# WRITTEN EXERCISE
Your task is to output the listing word for word, with pictures excluded.

# THE INPUT

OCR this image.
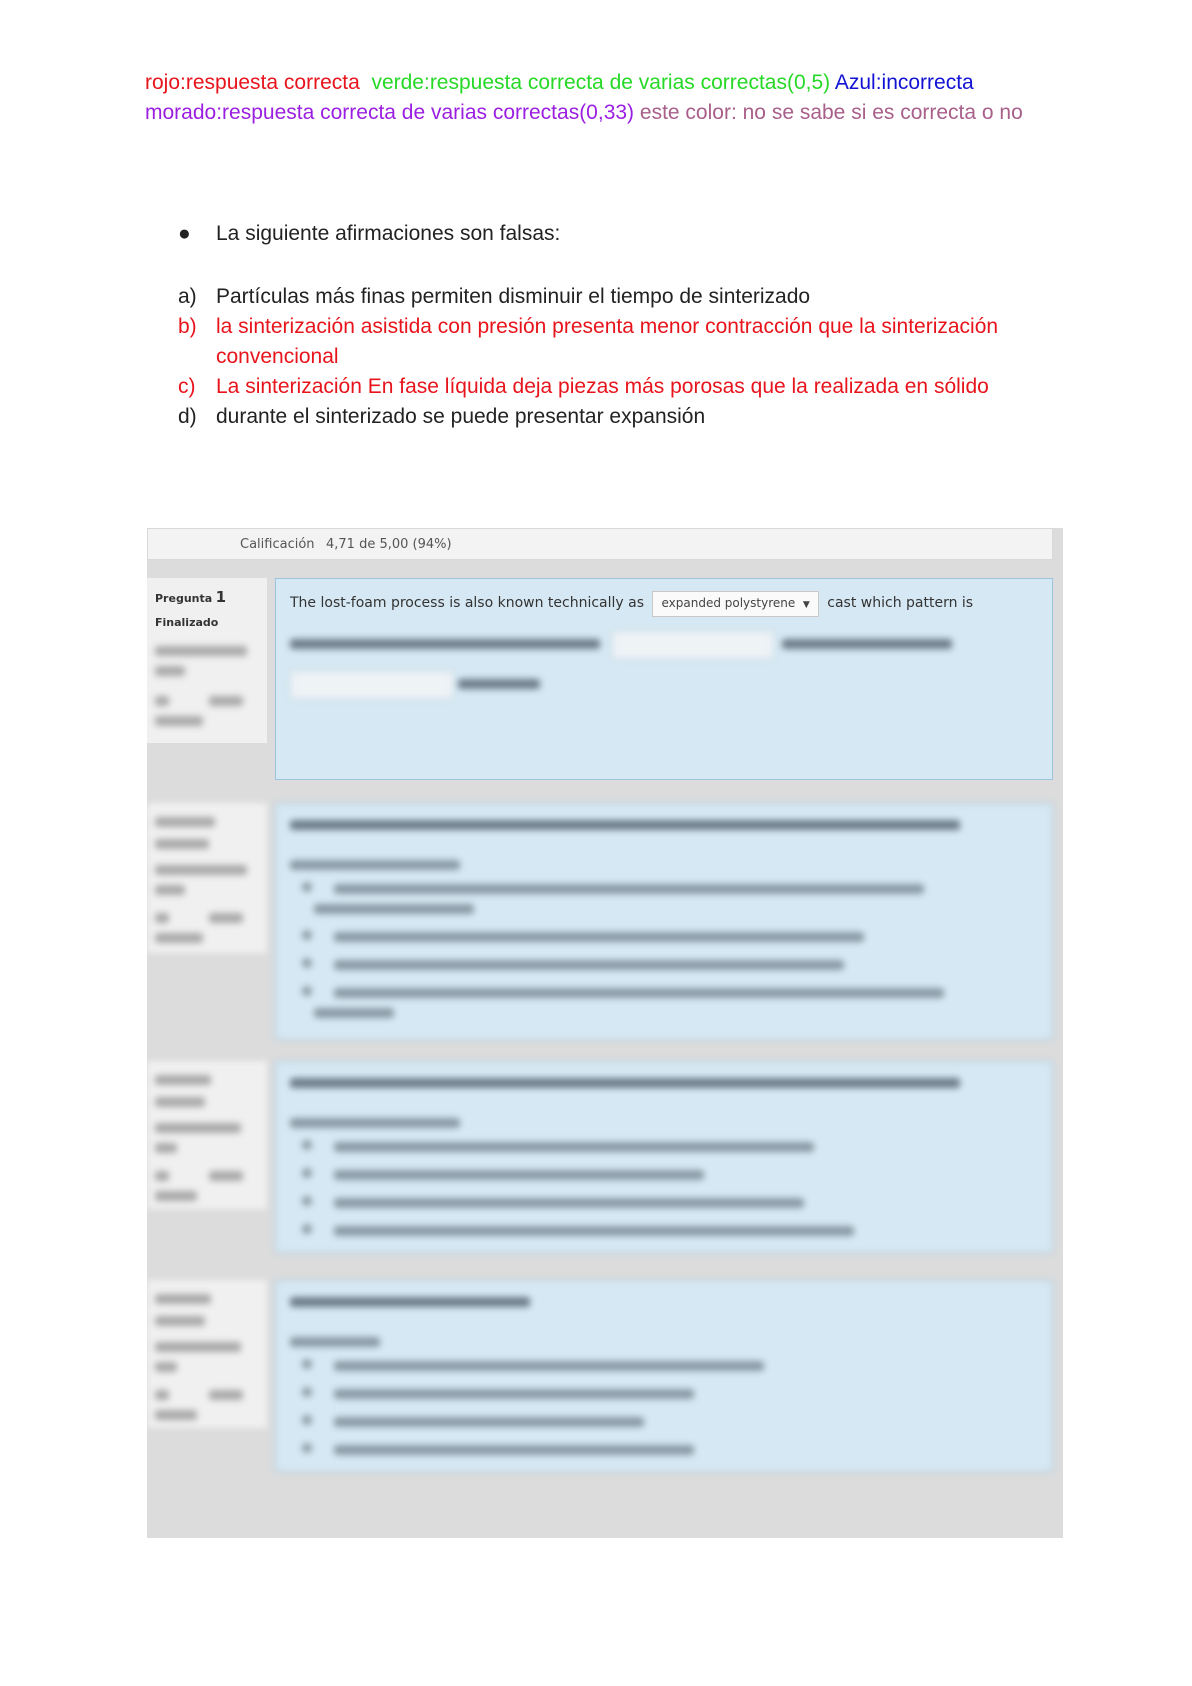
rojo:respuesta correcta verde:respuesta correcta de varias correctas(0,5) Azul:incorrecta
morado:respuesta correcta de varias correctas(0,33) este color: no se sabe si es correcta o no
●	La siguiente afirmaciones son falsas:
a) Partículas más finas permiten disminuir el tiempo de sinterizado
b) la sinterización asistida con presión presenta menor contracción que la sinterización convencional
c) La sinterización En fase líquida deja piezas más porosas que la realizada en sólido
d) durante el sinterizado se puede presentar expansión
Calificación 4,71 de 5,00 (94%)
Pregunta 1
Finalizado
The lost-foam process is also known technically as expanded polystyrene ▼ cast which pattern is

# SOLVED PROBLEM
OCR this image.
rojo:respuesta correcta verde:respuesta correcta de varias correctas(0,5) Azul:incorrecta
morado:respuesta correcta de varias correctas(0,33) este color: no se sabe si es correcta o no
●	La siguiente afirmaciones son falsas:
a) Partículas más finas permiten disminuir el tiempo de sinterizado
b) la sinterización asistida con presión presenta menor contracción que la sinterización convencional
c) La sinterización En fase líquida deja piezas más porosas que la realizada en sólido
d) durante el sinterizado se puede presentar expansión
Calificación 4,71 de 5,00 (94%)
Pregunta 1
Finalizado
The lost-foam process is also known technically as expanded polystyrene ▼ cast which pattern is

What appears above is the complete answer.